[Source data]

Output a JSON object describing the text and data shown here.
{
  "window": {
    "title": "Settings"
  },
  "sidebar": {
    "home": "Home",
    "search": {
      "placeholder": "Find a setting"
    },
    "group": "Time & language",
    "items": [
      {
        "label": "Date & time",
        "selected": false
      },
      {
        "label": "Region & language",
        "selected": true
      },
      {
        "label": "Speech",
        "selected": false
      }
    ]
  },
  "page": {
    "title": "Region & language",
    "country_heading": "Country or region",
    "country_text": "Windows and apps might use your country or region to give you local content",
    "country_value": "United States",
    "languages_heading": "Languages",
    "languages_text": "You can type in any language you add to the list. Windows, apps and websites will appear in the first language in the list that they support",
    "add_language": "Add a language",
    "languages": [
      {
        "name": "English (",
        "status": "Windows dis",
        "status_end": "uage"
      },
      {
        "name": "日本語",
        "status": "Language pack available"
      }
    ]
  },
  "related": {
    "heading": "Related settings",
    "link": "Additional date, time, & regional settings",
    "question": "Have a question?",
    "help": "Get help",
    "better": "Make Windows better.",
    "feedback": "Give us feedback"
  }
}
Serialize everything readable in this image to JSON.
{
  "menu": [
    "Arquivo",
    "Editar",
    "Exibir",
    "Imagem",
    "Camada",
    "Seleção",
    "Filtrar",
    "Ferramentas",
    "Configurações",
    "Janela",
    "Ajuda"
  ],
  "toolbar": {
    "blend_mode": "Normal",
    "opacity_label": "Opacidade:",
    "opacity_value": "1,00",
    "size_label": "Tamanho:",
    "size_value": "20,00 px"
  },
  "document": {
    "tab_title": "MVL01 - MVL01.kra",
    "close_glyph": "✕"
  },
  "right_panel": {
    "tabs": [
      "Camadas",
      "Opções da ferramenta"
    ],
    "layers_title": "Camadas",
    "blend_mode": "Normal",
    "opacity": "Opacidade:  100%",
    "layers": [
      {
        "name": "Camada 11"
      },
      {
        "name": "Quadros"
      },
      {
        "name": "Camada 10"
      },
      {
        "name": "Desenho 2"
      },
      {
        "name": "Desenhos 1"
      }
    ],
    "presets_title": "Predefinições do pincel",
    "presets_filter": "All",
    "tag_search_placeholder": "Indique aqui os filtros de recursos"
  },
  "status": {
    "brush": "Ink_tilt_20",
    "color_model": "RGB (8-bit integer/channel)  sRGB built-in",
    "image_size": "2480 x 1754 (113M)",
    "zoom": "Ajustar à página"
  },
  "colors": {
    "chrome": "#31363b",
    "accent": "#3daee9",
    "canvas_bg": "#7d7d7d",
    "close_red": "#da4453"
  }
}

= Exercise details =
Word for word, quote all of the data above.

= Result of the exercise =
Output a JSON object describing the text and data shown here.
{
  "window": {
    "title": "Settings"
  },
  "sidebar": {
    "home": "Home",
    "search": {
      "placeholder": "Find a setting"
    },
    "group": "Time & language",
    "items": [
      {
        "label": "Date & time",
        "selected": false
      },
      {
        "label": "Region & language",
        "selected": true
      },
      {
        "label": "Speech",
        "selected": false
      }
    ]
  },
  "page": {
    "title": "Region & language",
    "country_heading": "Country or region",
    "country_text": "Windows and apps might use your country or region to give you local content",
    "country_value": "United States",
    "languages_heading": "Languages",
    "languages_text": "You can type in any language you add to the list. Windows, apps and websites will appear in the first language in the list that they support",
    "add_language": "Add a language",
    "languages": [
      {
        "name": "English (",
        "status": "Windows dis",
        "status_end": "uage"
      },
      {
        "name": "日本語",
        "status": "Language pack available"
      }
    ]
  },
  "related": {
    "heading": "Related settings",
    "link": "Additional date, time, & regional settings",
    "question": "Have a question?",
    "help": "Get help",
    "better": "Make Windows better.",
    "feedback": "Give us feedback"
  }
}
Serialize everything readable in this image to JSON.
{
  "menu": [
    "Arquivo",
    "Editar",
    "Exibir",
    "Imagem",
    "Camada",
    "Seleção",
    "Filtrar",
    "Ferramentas",
    "Configurações",
    "Janela",
    "Ajuda"
  ],
  "toolbar": {
    "blend_mode": "Normal",
    "opacity_label": "Opacidade:",
    "opacity_value": "1,00",
    "size_label": "Tamanho:",
    "size_value": "20,00 px"
  },
  "document": {
    "tab_title": "MVL01 - MVL01.kra",
    "close_glyph": "✕"
  },
  "right_panel": {
    "tabs": [
      "Camadas",
      "Opções da ferramenta"
    ],
    "layers_title": "Camadas",
    "blend_mode": "Normal",
    "opacity": "Opacidade:  100%",
    "layers": [
      {
        "name": "Camada 11"
      },
      {
        "name": "Quadros"
      },
      {
        "name": "Camada 10"
      },
      {
        "name": "Desenho 2"
      },
      {
        "name": "Desenhos 1"
      }
    ],
    "presets_title": "Predefinições do pincel",
    "presets_filter": "All",
    "tag_search_placeholder": "Indique aqui os filtros de recursos"
  },
  "status": {
    "brush": "Ink_tilt_20",
    "color_model": "RGB (8-bit integer/channel)  sRGB built-in",
    "image_size": "2480 x 1754 (113M)",
    "zoom": "Ajustar à página"
  },
  "colors": {
    "chrome": "#31363b",
    "accent": "#3daee9",
    "canvas_bg": "#7d7d7d",
    "close_red": "#da4453"
  }
}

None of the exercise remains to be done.